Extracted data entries
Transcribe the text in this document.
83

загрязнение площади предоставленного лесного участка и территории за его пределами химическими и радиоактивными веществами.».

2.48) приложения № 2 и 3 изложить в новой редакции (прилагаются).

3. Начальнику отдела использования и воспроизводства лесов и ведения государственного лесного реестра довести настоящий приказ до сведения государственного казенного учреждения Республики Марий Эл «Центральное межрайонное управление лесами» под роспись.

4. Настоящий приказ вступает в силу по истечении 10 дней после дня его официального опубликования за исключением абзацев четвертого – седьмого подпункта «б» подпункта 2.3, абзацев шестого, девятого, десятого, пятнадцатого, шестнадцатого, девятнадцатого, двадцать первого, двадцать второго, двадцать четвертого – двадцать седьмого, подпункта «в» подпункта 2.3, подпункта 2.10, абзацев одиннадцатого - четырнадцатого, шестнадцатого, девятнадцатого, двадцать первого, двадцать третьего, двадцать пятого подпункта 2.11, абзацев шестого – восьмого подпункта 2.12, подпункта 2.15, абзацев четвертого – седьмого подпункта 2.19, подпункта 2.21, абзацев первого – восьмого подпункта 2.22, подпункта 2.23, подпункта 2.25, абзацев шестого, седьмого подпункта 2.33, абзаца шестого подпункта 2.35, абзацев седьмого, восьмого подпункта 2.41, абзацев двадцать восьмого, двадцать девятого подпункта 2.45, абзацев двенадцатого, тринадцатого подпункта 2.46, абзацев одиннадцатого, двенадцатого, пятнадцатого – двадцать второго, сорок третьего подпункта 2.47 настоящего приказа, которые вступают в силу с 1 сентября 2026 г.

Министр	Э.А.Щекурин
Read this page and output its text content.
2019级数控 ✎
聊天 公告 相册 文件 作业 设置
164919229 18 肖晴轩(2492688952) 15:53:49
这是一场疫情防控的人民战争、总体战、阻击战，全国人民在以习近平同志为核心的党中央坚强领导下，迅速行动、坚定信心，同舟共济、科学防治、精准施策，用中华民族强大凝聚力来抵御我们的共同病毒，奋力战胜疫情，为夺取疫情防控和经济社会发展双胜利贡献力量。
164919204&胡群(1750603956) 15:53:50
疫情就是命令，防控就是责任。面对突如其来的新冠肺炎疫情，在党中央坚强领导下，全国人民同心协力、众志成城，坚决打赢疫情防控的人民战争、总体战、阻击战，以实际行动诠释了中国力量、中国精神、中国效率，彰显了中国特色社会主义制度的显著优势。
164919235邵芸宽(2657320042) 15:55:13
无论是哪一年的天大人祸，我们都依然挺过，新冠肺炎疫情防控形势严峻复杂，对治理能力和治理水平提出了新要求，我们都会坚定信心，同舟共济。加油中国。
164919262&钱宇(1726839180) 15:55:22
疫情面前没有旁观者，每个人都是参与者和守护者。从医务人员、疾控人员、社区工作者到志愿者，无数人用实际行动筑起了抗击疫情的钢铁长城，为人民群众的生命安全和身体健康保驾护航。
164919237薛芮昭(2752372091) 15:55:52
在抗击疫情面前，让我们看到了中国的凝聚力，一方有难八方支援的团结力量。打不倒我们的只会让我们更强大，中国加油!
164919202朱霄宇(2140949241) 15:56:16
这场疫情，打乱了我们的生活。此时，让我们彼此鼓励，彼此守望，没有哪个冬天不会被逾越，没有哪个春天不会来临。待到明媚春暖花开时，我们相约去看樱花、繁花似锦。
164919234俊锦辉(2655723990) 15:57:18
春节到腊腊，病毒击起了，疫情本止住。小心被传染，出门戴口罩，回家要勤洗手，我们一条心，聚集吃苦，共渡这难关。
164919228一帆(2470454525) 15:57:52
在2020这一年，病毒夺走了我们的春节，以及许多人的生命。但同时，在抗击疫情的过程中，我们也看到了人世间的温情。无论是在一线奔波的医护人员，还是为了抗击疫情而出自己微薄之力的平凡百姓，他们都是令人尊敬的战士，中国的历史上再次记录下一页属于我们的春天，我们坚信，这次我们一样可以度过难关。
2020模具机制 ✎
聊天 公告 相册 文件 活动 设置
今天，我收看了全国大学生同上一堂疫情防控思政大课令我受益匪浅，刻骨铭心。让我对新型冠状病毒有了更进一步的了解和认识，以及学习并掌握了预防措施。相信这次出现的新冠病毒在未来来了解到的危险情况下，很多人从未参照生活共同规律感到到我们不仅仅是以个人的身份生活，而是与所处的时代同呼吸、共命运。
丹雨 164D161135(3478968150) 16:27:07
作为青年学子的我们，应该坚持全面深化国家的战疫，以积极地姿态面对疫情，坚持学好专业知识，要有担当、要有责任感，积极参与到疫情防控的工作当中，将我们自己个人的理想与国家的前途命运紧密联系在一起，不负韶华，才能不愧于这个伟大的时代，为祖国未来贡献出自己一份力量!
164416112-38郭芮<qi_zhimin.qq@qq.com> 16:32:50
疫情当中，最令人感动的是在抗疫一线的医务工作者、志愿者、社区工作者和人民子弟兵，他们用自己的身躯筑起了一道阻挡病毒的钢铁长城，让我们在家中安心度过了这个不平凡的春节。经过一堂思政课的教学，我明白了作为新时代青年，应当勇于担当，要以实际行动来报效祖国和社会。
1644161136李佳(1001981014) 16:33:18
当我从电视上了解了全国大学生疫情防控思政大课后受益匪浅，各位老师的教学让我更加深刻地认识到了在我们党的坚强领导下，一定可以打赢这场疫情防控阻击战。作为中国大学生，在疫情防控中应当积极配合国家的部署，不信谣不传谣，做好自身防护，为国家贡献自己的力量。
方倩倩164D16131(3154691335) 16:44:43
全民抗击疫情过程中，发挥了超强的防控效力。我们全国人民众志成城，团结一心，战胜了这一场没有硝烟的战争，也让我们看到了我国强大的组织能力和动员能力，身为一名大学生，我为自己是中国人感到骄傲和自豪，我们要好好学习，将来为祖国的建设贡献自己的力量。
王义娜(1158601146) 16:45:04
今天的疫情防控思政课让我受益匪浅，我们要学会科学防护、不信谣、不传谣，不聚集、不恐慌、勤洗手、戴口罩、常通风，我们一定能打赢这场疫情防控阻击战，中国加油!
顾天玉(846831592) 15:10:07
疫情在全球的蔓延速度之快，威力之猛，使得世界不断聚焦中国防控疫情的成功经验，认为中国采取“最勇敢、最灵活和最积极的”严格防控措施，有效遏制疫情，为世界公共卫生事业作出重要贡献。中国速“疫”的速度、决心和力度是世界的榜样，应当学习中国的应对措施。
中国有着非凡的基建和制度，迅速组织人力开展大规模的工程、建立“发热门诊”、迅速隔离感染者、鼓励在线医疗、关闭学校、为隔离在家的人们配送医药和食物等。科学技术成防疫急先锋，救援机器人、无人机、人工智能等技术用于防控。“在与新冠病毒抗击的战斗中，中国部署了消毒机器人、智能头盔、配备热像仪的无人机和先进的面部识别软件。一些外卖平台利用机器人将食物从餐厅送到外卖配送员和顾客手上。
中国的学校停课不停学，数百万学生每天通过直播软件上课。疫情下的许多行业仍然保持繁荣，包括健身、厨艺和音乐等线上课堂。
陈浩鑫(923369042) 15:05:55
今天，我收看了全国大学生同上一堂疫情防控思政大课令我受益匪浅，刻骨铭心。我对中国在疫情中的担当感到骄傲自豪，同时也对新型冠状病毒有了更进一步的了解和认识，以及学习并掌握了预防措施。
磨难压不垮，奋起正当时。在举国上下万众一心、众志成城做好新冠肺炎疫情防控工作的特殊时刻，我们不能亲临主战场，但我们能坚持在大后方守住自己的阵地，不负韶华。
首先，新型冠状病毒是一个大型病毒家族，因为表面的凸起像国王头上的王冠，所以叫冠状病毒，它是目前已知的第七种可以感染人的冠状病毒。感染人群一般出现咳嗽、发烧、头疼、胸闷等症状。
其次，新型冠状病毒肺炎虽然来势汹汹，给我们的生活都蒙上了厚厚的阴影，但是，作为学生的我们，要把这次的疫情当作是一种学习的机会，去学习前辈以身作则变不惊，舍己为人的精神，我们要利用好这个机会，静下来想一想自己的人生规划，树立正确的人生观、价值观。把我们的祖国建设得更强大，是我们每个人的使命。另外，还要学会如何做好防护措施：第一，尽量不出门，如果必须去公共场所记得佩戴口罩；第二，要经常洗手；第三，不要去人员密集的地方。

- Directions -
Find the lines containing "中国加油" and pull them out.

- Answer to the task -
在抗击疫情面前，让我们看到了中国的凝聚力，一方有难八方支援的团结力量。打不倒我们的只会让我们更强大，中国加油!
今天的疫情防控思政课让我受益匪浅，我们要学会科学防护、不信谣、不传谣，不聚集、不恐慌、勤洗手、戴口罩、常通风，我们一定能打赢这场疫情防控阻击战，中国加油!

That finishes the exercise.